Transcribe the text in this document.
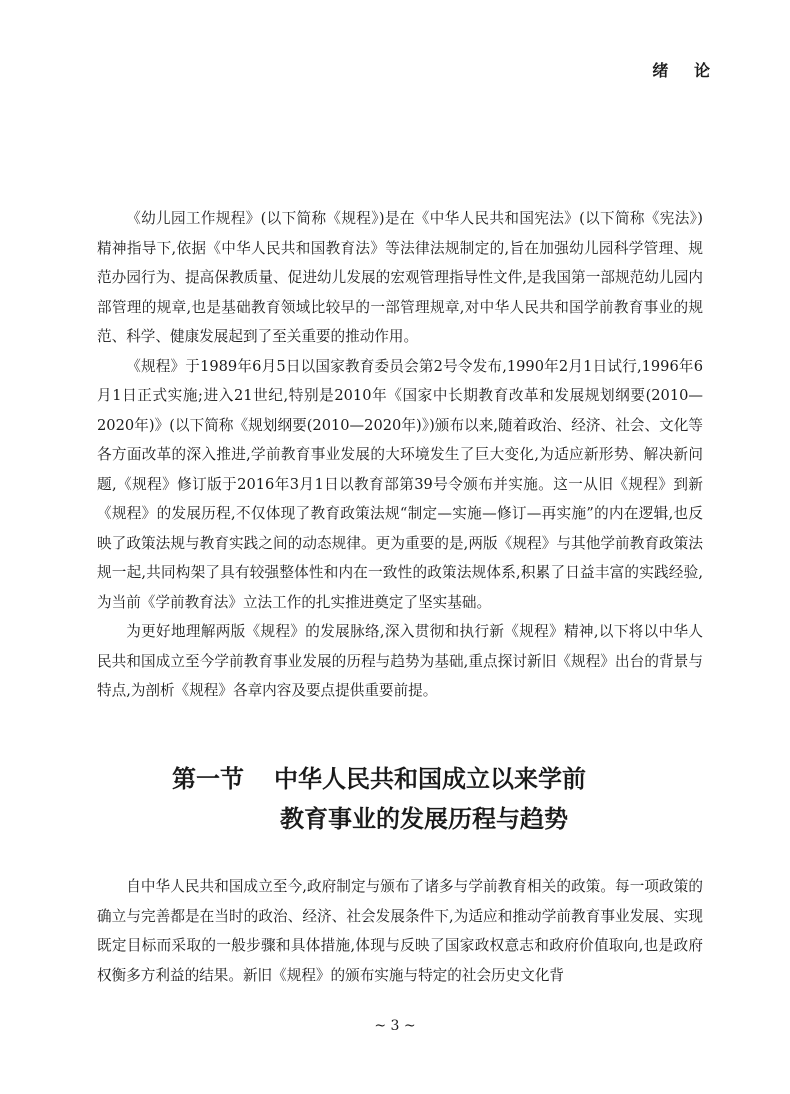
绪 论

《幼儿园工作规程》(以下简称《规程》)是在《中华人民共和国宪法》(以下简称《宪法》)精神指导下,依据《中华人民共和国教育法》等法律法规制定的,旨在加强幼儿园科学管理、规范办园行为、提高保教质量、促进幼儿发展的宏观管理指导性文件,是我国第一部规范幼儿园内部管理的规章,也是基础教育领域比较早的一部管理规章,对中华人民共和国学前教育事业的规范、科学、健康发展起到了至关重要的推动作用。

《规程》于1989年6月5日以国家教育委员会第2号令发布,1990年2月1日试行,1996年6月1日正式实施;进入21世纪,特别是2010年《国家中长期教育改革和发展规划纲要(2010—2020年)》(以下简称《规划纲要(2010—2020年)》)颁布以来,随着政治、经济、社会、文化等各方面改革的深入推进,学前教育事业发展的大环境发生了巨大变化,为适应新形势、解决新问题,《规程》修订版于2016年3月1日以教育部第39号令颁布并实施。这一从旧《规程》到新《规程》的发展历程,不仅体现了教育政策法规“制定—实施—修订—再实施”的内在逻辑,也反映了政策法规与教育实践之间的动态规律。更为重要的是,两版《规程》与其他学前教育政策法规一起,共同构架了具有较强整体性和内在一致性的政策法规体系,积累了日益丰富的实践经验,为当前《学前教育法》立法工作的扎实推进奠定了坚实基础。

为更好地理解两版《规程》的发展脉络,深入贯彻和执行新《规程》精神,以下将以中华人民共和国成立至今学前教育事业发展的历程与趋势为基础,重点探讨新旧《规程》出台的背景与特点,为剖析《规程》各章内容及要点提供重要前提。

第一节 中华人民共和国成立以来学前
教育事业的发展历程与趋势

自中华人民共和国成立至今,政府制定与颁布了诸多与学前教育相关的政策。每一项政策的确立与完善都是在当时的政治、经济、社会发展条件下,为适应和推动学前教育事业发展、实现既定目标而采取的一般步骤和具体措施,体现与反映了国家政权意志和政府价值取向,也是政府权衡多方利益的结果。新旧《规程》的颁布实施与特定的社会历史文化背

~ 3 ~
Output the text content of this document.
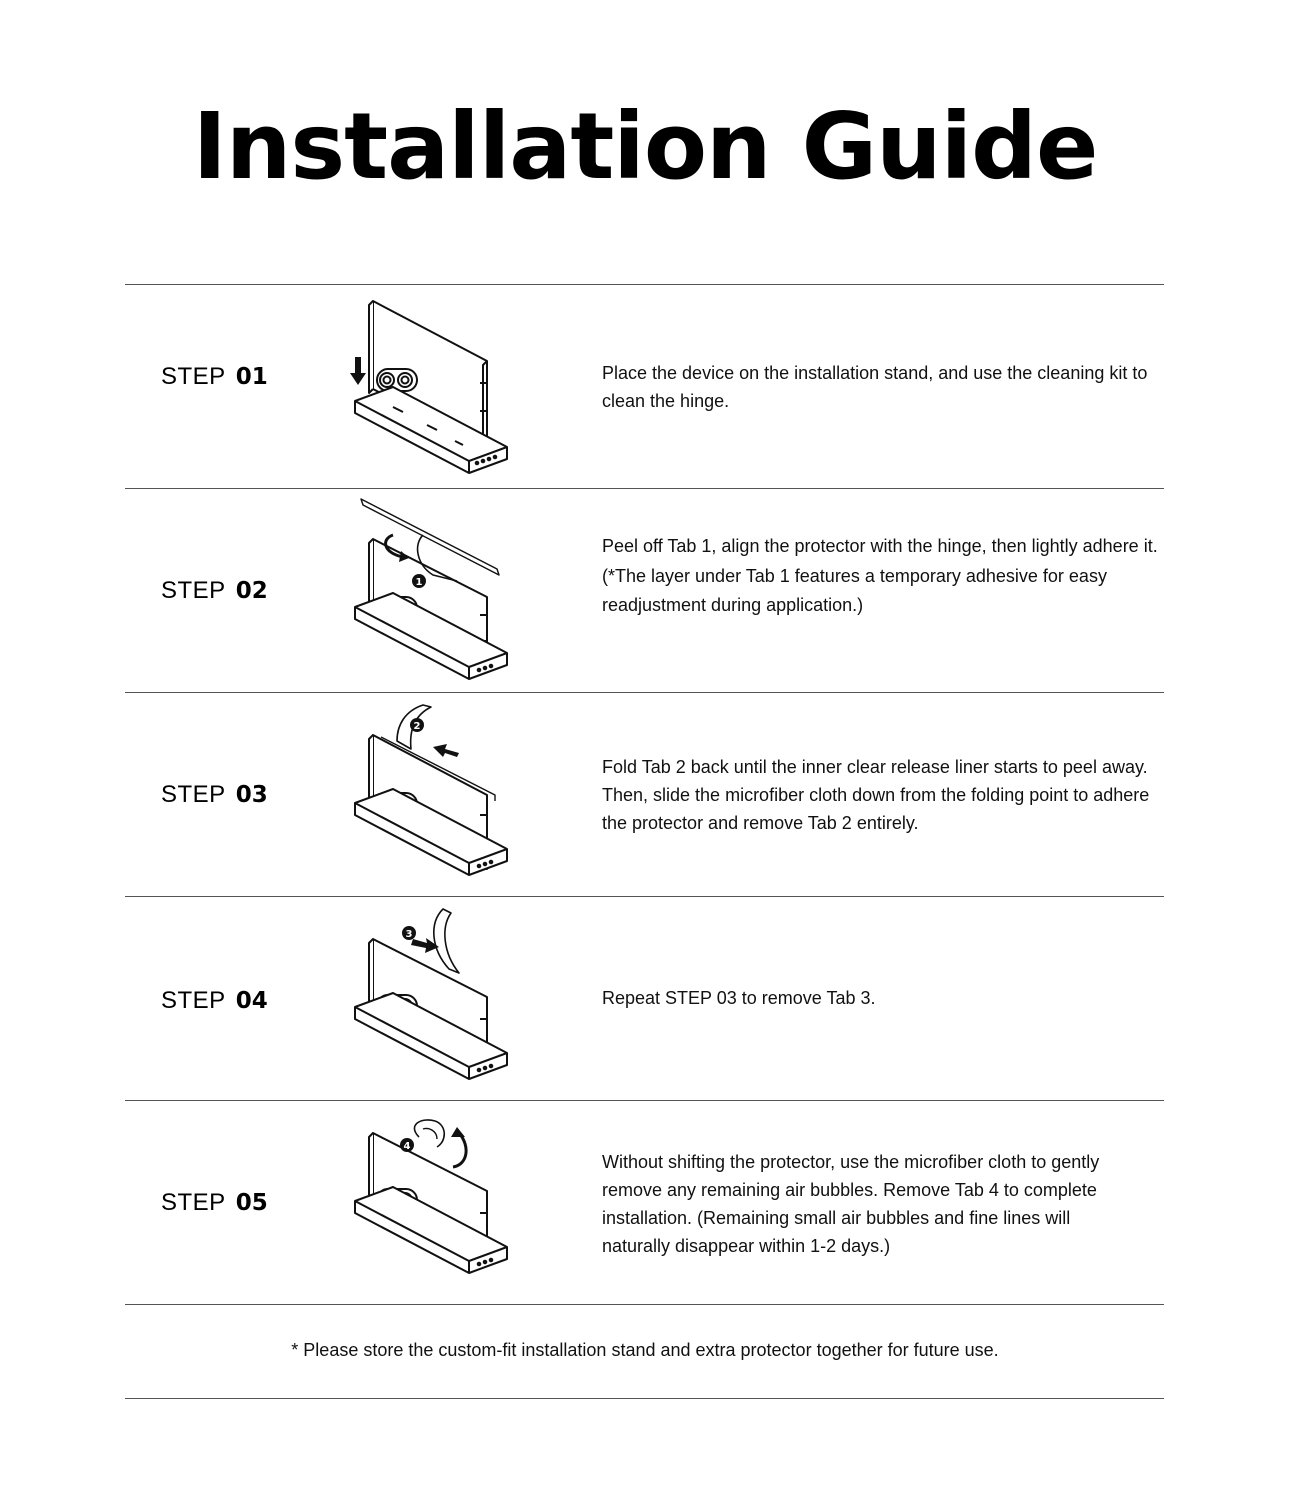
Installation Guide
STEP 01	Place the device on the installation stand, and use the cleaning kit to clean the hinge.
STEP 02	1
Peel off Tab 1, align the protector with the hinge, then lightly adhere it. (*The layer under Tab 1 features a temporary adhesive for easy readjustment during application.)
STEP 03
2
Fold Tab 2 back until the inner clear release liner starts to peel away. Then, slide the microfiber cloth down from the folding point to adhere the protector and remove Tab 2 entirely.
STEP 04
3
Repeat STEP 03 to remove Tab 3.
STEP 05
4
Without shifting the protector, use the microfiber cloth to gently remove any remaining air bubbles. Remove Tab 4 to complete installation. (Remaining small air bubbles and fine lines will naturally disappear within 1-2 days.)
* Please store the custom-fit installation stand and extra protector together for future use.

● ● ● ● ●

Exercise —
Looking at the material above, count the lines containing the string "stand" and reply with the count alone.

Result —
2